[Dataset rows]
>>>
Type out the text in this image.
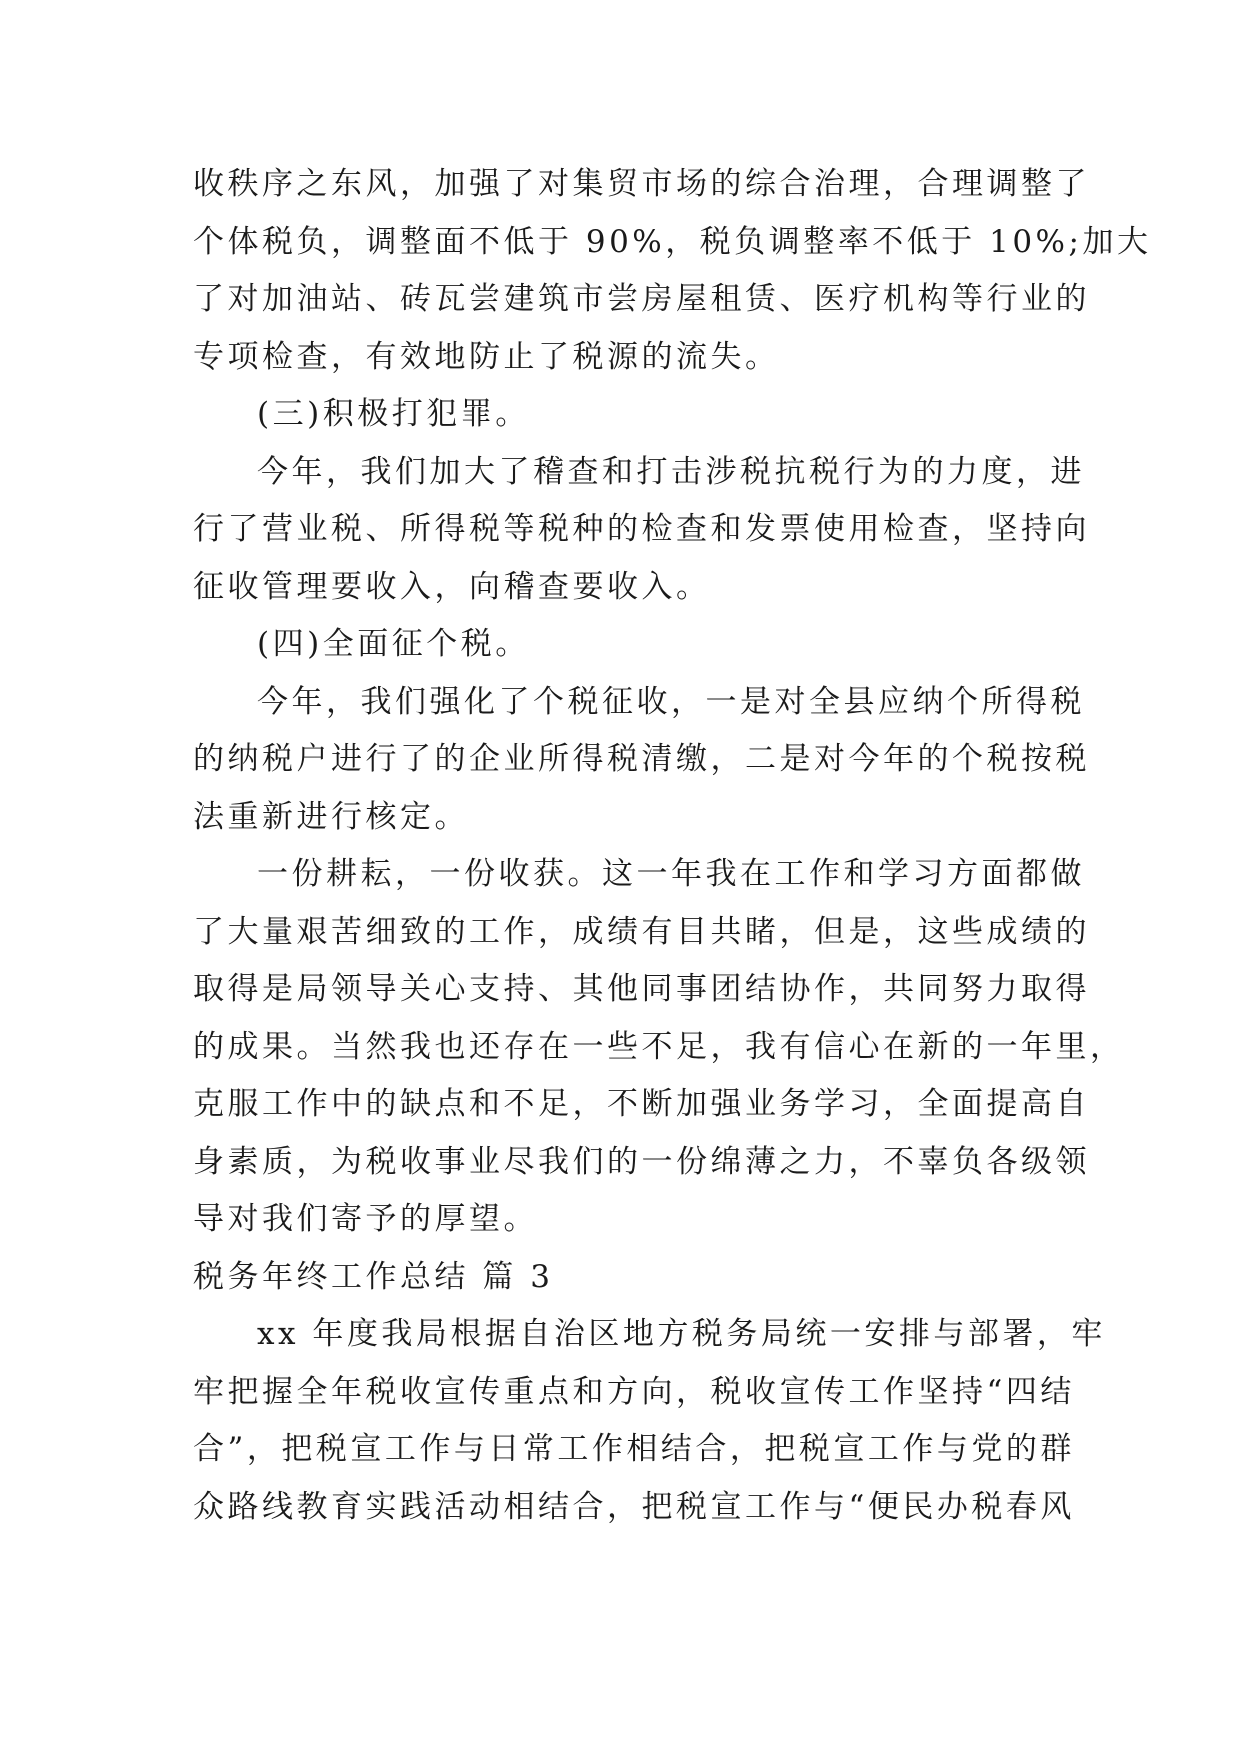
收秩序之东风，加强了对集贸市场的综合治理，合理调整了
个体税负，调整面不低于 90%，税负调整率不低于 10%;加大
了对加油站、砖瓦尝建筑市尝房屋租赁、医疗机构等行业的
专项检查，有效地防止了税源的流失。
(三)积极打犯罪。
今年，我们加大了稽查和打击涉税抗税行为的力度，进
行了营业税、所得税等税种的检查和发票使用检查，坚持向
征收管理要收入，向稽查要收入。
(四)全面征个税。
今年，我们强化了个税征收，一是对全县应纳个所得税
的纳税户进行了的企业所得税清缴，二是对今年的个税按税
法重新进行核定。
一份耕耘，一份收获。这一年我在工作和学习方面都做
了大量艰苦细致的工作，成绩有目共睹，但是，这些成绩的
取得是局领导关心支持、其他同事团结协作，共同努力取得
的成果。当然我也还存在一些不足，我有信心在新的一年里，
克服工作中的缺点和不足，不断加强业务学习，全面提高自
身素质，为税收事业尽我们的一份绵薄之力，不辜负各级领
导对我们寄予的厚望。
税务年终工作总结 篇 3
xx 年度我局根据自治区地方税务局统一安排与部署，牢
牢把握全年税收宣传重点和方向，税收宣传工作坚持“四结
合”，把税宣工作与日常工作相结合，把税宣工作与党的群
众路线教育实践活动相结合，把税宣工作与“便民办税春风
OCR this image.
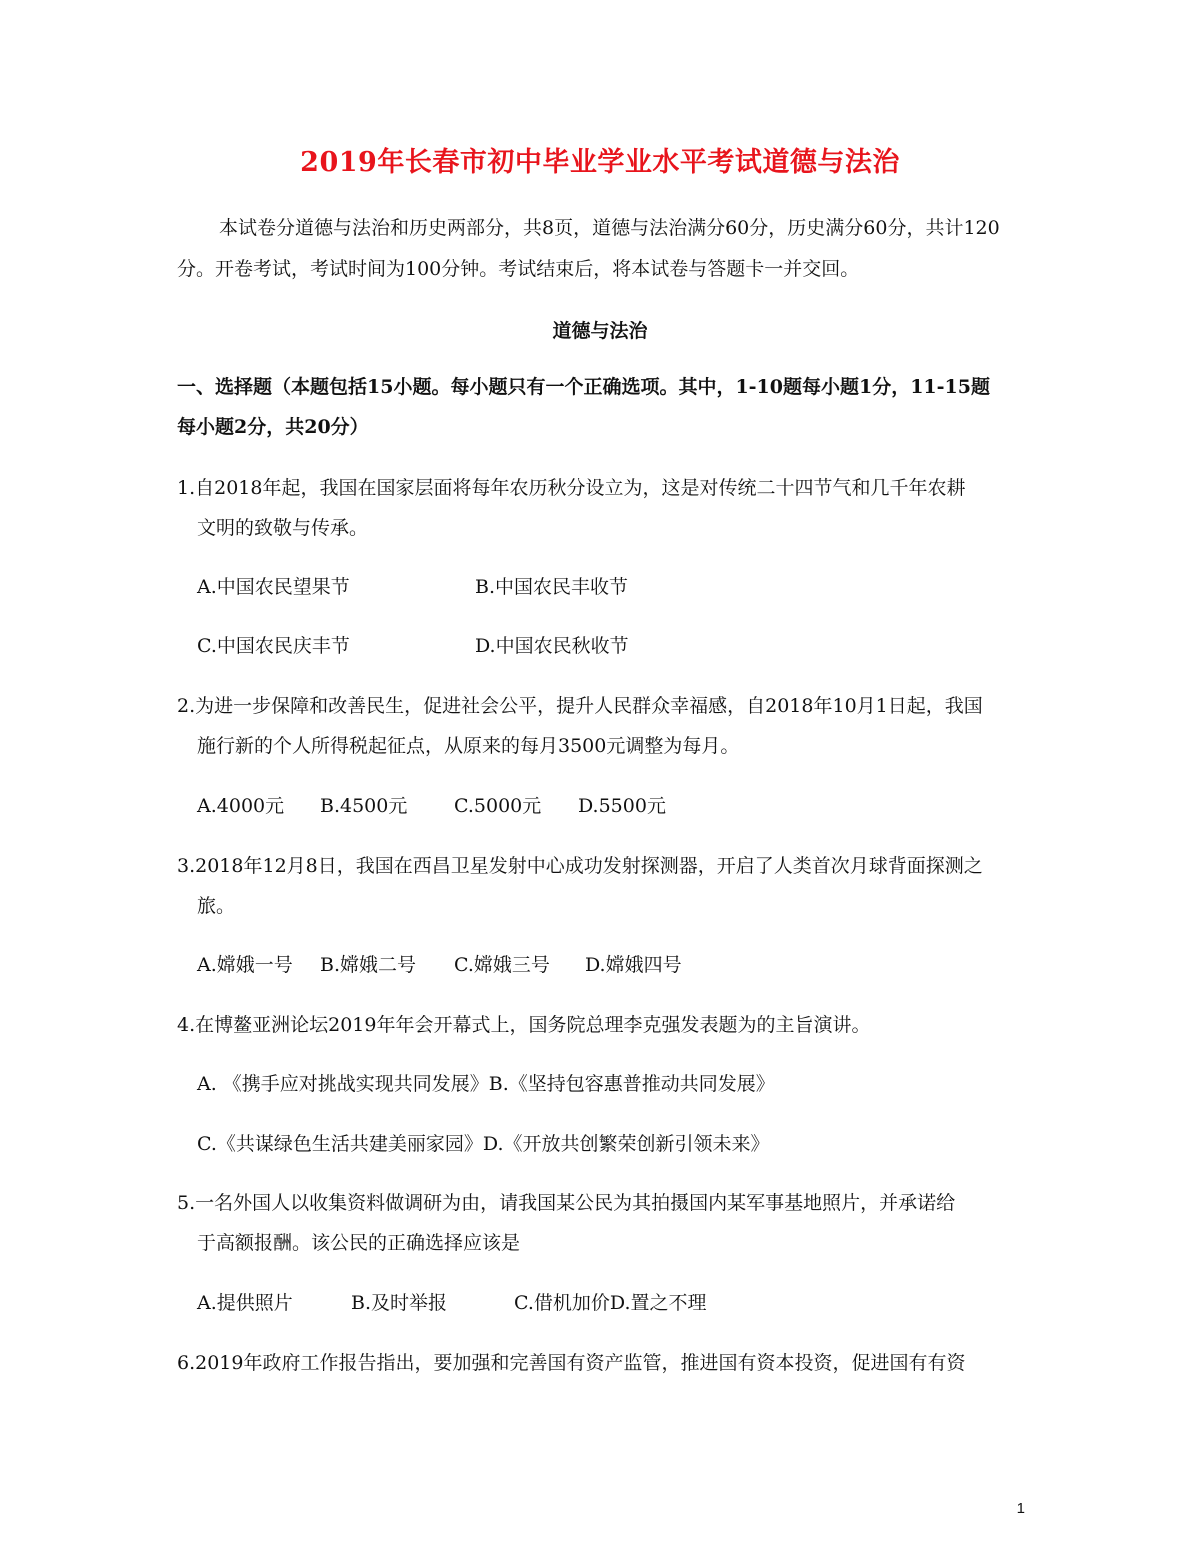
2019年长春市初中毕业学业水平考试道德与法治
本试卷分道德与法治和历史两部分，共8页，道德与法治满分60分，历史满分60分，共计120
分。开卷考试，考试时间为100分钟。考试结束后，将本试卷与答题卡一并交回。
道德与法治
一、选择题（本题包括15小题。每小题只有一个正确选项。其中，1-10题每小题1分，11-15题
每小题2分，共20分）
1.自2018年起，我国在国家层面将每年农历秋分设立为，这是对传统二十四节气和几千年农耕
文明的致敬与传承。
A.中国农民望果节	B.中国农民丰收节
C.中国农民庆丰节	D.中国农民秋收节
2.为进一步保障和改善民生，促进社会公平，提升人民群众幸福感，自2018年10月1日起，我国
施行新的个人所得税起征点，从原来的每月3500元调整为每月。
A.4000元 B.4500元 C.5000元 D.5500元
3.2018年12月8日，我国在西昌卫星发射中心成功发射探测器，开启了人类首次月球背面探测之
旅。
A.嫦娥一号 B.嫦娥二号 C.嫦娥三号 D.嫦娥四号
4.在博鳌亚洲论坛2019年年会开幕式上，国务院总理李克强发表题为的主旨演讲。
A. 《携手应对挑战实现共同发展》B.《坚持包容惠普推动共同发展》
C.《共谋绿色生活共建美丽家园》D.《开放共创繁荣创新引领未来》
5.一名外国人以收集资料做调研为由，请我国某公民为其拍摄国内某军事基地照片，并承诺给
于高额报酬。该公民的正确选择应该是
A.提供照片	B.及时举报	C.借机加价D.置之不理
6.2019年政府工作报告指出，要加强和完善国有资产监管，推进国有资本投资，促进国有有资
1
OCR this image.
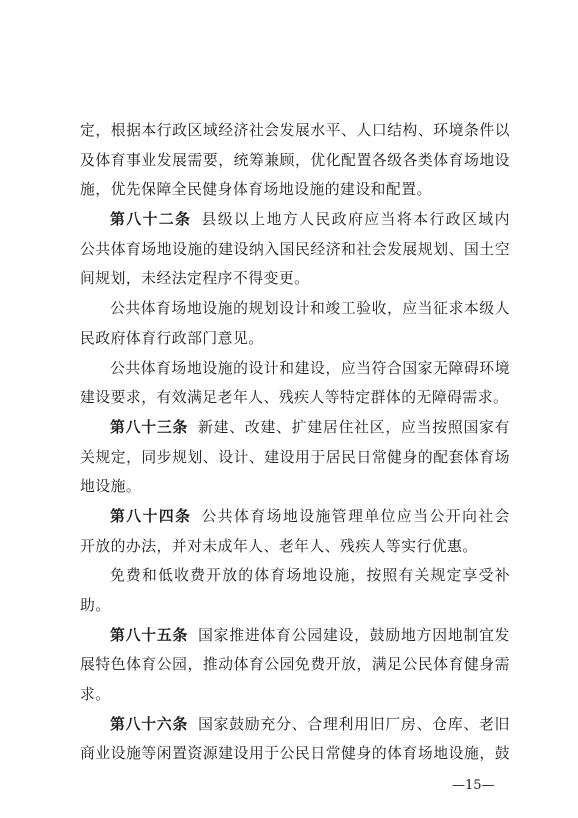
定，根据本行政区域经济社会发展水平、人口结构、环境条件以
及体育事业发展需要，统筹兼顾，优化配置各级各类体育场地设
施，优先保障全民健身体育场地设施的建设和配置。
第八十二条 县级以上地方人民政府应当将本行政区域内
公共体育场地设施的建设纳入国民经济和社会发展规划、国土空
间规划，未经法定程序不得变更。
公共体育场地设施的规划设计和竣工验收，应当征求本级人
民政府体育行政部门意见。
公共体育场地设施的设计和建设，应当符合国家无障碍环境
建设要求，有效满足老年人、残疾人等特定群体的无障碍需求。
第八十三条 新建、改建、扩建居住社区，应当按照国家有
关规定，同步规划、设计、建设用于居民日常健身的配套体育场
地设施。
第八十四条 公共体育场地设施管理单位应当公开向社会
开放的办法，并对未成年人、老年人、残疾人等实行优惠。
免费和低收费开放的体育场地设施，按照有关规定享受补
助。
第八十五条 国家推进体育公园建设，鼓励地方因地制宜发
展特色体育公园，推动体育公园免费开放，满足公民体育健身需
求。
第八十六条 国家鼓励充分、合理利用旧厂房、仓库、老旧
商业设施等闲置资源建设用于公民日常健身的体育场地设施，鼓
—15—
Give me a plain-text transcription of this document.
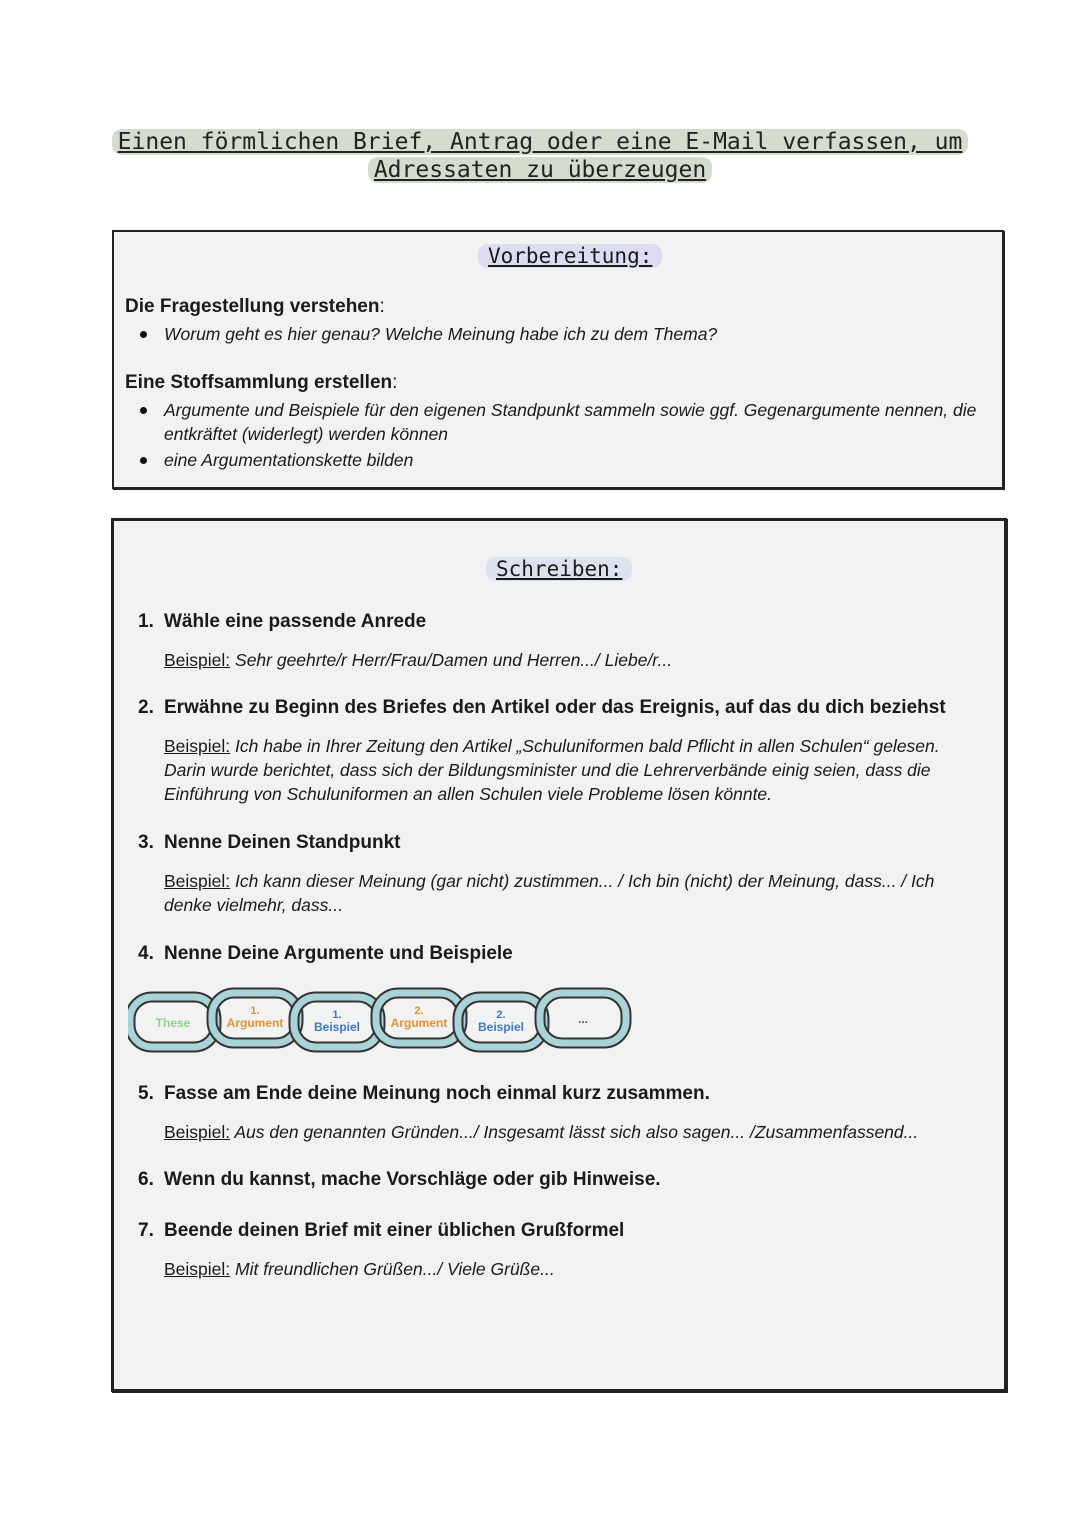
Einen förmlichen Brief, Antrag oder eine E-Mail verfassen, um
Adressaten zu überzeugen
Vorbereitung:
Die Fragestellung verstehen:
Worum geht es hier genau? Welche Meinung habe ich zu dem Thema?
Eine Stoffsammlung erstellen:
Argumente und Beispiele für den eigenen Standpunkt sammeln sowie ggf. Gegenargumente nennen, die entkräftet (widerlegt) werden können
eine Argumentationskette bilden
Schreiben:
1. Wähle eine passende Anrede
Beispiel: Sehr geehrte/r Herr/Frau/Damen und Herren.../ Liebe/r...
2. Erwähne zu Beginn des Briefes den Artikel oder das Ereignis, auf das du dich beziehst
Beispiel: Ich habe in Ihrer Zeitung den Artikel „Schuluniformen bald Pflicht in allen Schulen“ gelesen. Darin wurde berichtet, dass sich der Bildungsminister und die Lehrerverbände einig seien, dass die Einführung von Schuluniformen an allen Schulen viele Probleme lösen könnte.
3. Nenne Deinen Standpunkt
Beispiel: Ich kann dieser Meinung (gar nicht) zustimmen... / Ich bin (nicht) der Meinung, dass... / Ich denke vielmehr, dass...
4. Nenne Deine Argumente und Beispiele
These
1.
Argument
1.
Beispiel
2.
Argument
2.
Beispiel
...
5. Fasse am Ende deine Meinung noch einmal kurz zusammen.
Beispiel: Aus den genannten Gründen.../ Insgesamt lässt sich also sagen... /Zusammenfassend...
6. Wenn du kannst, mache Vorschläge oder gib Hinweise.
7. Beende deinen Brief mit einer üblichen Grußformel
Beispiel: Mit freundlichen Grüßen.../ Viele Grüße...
<<<
# REQUIREMENTS
Take the line that contains "Give me a plain-text" as the first and the last line of the records as the end, and please quote those lines exactly, pictures omitted.

# REPLY TO THE TASK
Give me a plain-text transcription of this document.
Einen förmlichen Brief, Antrag oder eine E-Mail verfassen, um
Adressaten zu überzeugen
Vorbereitung:
Die Fragestellung verstehen:
Worum geht es hier genau? Welche Meinung habe ich zu dem Thema?
Eine Stoffsammlung erstellen:
Argumente und Beispiele für den eigenen Standpunkt sammeln sowie ggf. Gegenargumente nennen, die entkräftet (widerlegt) werden können
eine Argumentationskette bilden
Schreiben:
1. Wähle eine passende Anrede
Beispiel: Sehr geehrte/r Herr/Frau/Damen und Herren.../ Liebe/r...
2. Erwähne zu Beginn des Briefes den Artikel oder das Ereignis, auf das du dich beziehst
Beispiel: Ich habe in Ihrer Zeitung den Artikel „Schuluniformen bald Pflicht in allen Schulen“ gelesen. Darin wurde berichtet, dass sich der Bildungsminister und die Lehrerverbände einig seien, dass die Einführung von Schuluniformen an allen Schulen viele Probleme lösen könnte.
3. Nenne Deinen Standpunkt
Beispiel: Ich kann dieser Meinung (gar nicht) zustimmen... / Ich bin (nicht) der Meinung, dass... / Ich denke vielmehr, dass...
4. Nenne Deine Argumente und Beispiele
These
1.
Argument
1.
Beispiel
2.
Argument
2.
Beispiel
...
5. Fasse am Ende deine Meinung noch einmal kurz zusammen.
Beispiel: Aus den genannten Gründen.../ Insgesamt lässt sich also sagen... /Zusammenfassend...
6. Wenn du kannst, mache Vorschläge oder gib Hinweise.
7. Beende deinen Brief mit einer üblichen Grußformel
Beispiel: Mit freundlichen Grüßen.../ Viele Grüße...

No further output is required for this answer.